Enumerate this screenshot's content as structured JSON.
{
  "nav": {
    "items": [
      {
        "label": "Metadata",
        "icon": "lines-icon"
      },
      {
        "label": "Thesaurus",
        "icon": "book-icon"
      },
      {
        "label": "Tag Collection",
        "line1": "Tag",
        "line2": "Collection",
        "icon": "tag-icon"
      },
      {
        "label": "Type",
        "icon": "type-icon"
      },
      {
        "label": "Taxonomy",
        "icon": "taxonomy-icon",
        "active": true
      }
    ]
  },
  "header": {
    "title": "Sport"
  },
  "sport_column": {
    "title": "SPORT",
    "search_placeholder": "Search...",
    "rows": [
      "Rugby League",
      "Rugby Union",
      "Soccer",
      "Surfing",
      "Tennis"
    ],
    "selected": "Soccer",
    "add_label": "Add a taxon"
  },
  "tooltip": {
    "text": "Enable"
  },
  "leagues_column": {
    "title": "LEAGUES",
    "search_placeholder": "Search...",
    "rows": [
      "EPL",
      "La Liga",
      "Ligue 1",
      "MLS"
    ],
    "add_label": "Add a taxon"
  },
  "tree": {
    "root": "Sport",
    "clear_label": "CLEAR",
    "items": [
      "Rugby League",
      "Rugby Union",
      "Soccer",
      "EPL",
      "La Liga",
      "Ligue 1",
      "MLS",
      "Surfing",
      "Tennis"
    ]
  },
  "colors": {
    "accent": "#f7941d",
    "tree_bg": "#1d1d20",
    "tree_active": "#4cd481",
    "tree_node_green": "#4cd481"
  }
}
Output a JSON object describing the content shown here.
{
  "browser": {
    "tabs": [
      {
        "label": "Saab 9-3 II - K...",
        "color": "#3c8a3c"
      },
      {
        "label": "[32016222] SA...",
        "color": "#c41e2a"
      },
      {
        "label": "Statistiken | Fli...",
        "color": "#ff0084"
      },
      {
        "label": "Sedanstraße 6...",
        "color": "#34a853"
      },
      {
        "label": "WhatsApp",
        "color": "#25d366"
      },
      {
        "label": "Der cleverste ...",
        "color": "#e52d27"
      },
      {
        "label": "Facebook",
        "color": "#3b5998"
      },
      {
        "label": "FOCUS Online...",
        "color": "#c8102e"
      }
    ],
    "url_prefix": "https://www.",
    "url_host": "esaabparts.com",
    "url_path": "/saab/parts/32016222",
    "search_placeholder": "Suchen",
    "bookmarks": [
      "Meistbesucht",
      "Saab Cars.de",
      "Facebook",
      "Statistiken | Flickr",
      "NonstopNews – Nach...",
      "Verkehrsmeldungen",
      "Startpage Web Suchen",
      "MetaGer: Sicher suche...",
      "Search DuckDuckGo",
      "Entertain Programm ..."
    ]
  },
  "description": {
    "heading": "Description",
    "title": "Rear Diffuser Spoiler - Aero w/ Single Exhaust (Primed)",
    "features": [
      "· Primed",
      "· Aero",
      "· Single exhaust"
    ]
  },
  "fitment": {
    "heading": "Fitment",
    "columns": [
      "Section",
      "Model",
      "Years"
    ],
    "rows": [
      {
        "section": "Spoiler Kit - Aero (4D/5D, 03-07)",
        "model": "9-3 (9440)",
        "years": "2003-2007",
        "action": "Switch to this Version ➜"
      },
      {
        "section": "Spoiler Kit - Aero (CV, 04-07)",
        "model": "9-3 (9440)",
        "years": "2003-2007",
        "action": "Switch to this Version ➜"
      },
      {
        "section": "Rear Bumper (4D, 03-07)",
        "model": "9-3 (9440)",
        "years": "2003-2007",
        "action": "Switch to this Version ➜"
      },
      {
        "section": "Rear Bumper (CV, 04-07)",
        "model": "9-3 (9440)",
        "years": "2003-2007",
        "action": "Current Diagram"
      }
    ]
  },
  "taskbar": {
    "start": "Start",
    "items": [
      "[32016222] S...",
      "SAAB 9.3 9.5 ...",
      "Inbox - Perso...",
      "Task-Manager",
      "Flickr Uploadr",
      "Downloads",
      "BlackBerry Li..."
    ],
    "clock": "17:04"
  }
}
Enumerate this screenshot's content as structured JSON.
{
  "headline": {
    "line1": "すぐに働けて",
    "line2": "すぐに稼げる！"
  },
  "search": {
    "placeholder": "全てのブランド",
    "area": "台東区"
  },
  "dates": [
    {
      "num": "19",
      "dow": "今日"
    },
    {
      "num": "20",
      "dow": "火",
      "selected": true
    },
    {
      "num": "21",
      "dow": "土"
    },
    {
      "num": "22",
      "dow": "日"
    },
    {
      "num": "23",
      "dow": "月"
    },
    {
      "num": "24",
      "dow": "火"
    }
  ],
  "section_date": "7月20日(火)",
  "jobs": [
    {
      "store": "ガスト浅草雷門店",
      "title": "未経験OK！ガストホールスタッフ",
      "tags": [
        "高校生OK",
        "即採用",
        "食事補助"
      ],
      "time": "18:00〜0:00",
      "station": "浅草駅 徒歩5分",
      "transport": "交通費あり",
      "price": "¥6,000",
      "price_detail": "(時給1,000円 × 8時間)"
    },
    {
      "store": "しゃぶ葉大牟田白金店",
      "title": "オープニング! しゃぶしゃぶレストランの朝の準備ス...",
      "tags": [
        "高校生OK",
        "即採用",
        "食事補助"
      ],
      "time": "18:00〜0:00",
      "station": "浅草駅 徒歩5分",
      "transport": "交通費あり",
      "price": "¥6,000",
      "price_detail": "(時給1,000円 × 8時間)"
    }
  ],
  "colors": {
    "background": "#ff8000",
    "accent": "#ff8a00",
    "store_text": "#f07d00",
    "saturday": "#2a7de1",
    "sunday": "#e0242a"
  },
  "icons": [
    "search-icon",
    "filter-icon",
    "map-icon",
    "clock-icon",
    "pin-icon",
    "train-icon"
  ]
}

What is asked:
Please reproduce each record precisely as written.

Solution below:
Enumerate this screenshot's content as structured JSON.
{
  "nav": {
    "items": [
      {
        "label": "Metadata",
        "icon": "lines-icon"
      },
      {
        "label": "Thesaurus",
        "icon": "book-icon"
      },
      {
        "label": "Tag Collection",
        "line1": "Tag",
        "line2": "Collection",
        "icon": "tag-icon"
      },
      {
        "label": "Type",
        "icon": "type-icon"
      },
      {
        "label": "Taxonomy",
        "icon": "taxonomy-icon",
        "active": true
      }
    ]
  },
  "header": {
    "title": "Sport"
  },
  "sport_column": {
    "title": "SPORT",
    "search_placeholder": "Search...",
    "rows": [
      "Rugby League",
      "Rugby Union",
      "Soccer",
      "Surfing",
      "Tennis"
    ],
    "selected": "Soccer",
    "add_label": "Add a taxon"
  },
  "tooltip": {
    "text": "Enable"
  },
  "leagues_column": {
    "title": "LEAGUES",
    "search_placeholder": "Search...",
    "rows": [
      "EPL",
      "La Liga",
      "Ligue 1",
      "MLS"
    ],
    "add_label": "Add a taxon"
  },
  "tree": {
    "root": "Sport",
    "clear_label": "CLEAR",
    "items": [
      "Rugby League",
      "Rugby Union",
      "Soccer",
      "EPL",
      "La Liga",
      "Ligue 1",
      "MLS",
      "Surfing",
      "Tennis"
    ]
  },
  "colors": {
    "accent": "#f7941d",
    "tree_bg": "#1d1d20",
    "tree_active": "#4cd481",
    "tree_node_green": "#4cd481"
  }
}
Output a JSON object describing the content shown here.
{
  "browser": {
    "tabs": [
      {
        "label": "Saab 9-3 II - K...",
        "color": "#3c8a3c"
      },
      {
        "label": "[32016222] SA...",
        "color": "#c41e2a"
      },
      {
        "label": "Statistiken | Fli...",
        "color": "#ff0084"
      },
      {
        "label": "Sedanstraße 6...",
        "color": "#34a853"
      },
      {
        "label": "WhatsApp",
        "color": "#25d366"
      },
      {
        "label": "Der cleverste ...",
        "color": "#e52d27"
      },
      {
        "label": "Facebook",
        "color": "#3b5998"
      },
      {
        "label": "FOCUS Online...",
        "color": "#c8102e"
      }
    ],
    "url_prefix": "https://www.",
    "url_host": "esaabparts.com",
    "url_path": "/saab/parts/32016222",
    "search_placeholder": "Suchen",
    "bookmarks": [
      "Meistbesucht",
      "Saab Cars.de",
      "Facebook",
      "Statistiken | Flickr",
      "NonstopNews – Nach...",
      "Verkehrsmeldungen",
      "Startpage Web Suchen",
      "MetaGer: Sicher suche...",
      "Search DuckDuckGo",
      "Entertain Programm ..."
    ]
  },
  "description": {
    "heading": "Description",
    "title": "Rear Diffuser Spoiler - Aero w/ Single Exhaust (Primed)",
    "features": [
      "· Primed",
      "· Aero",
      "· Single exhaust"
    ]
  },
  "fitment": {
    "heading": "Fitment",
    "columns": [
      "Section",
      "Model",
      "Years"
    ],
    "rows": [
      {
        "section": "Spoiler Kit - Aero (4D/5D, 03-07)",
        "model": "9-3 (9440)",
        "years": "2003-2007",
        "action": "Switch to this Version ➜"
      },
      {
        "section": "Spoiler Kit - Aero (CV, 04-07)",
        "model": "9-3 (9440)",
        "years": "2003-2007",
        "action": "Switch to this Version ➜"
      },
      {
        "section": "Rear Bumper (4D, 03-07)",
        "model": "9-3 (9440)",
        "years": "2003-2007",
        "action": "Switch to this Version ➜"
      },
      {
        "section": "Rear Bumper (CV, 04-07)",
        "model": "9-3 (9440)",
        "years": "2003-2007",
        "action": "Current Diagram"
      }
    ]
  },
  "taskbar": {
    "start": "Start",
    "items": [
      "[32016222] S...",
      "SAAB 9.3 9.5 ...",
      "Inbox - Perso...",
      "Task-Manager",
      "Flickr Uploadr",
      "Downloads",
      "BlackBerry Li..."
    ],
    "clock": "17:04"
  }
}
Enumerate this screenshot's content as structured JSON.
{
  "headline": {
    "line1": "すぐに働けて",
    "line2": "すぐに稼げる！"
  },
  "search": {
    "placeholder": "全てのブランド",
    "area": "台東区"
  },
  "dates": [
    {
      "num": "19",
      "dow": "今日"
    },
    {
      "num": "20",
      "dow": "火",
      "selected": true
    },
    {
      "num": "21",
      "dow": "土"
    },
    {
      "num": "22",
      "dow": "日"
    },
    {
      "num": "23",
      "dow": "月"
    },
    {
      "num": "24",
      "dow": "火"
    }
  ],
  "section_date": "7月20日(火)",
  "jobs": [
    {
      "store": "ガスト浅草雷門店",
      "title": "未経験OK！ガストホールスタッフ",
      "tags": [
        "高校生OK",
        "即採用",
        "食事補助"
      ],
      "time": "18:00〜0:00",
      "station": "浅草駅 徒歩5分",
      "transport": "交通費あり",
      "price": "¥6,000",
      "price_detail": "(時給1,000円 × 8時間)"
    },
    {
      "store": "しゃぶ葉大牟田白金店",
      "title": "オープニング! しゃぶしゃぶレストランの朝の準備ス...",
      "tags": [
        "高校生OK",
        "即採用",
        "食事補助"
      ],
      "time": "18:00〜0:00",
      "station": "浅草駅 徒歩5分",
      "transport": "交通費あり",
      "price": "¥6,000",
      "price_detail": "(時給1,000円 × 8時間)"
    }
  ],
  "colors": {
    "background": "#ff8000",
    "accent": "#ff8a00",
    "store_text": "#f07d00",
    "saturday": "#2a7de1",
    "sunday": "#e0242a"
  },
  "icons": [
    "search-icon",
    "filter-icon",
    "map-icon",
    "clock-icon",
    "pin-icon",
    "train-icon"
  ]
}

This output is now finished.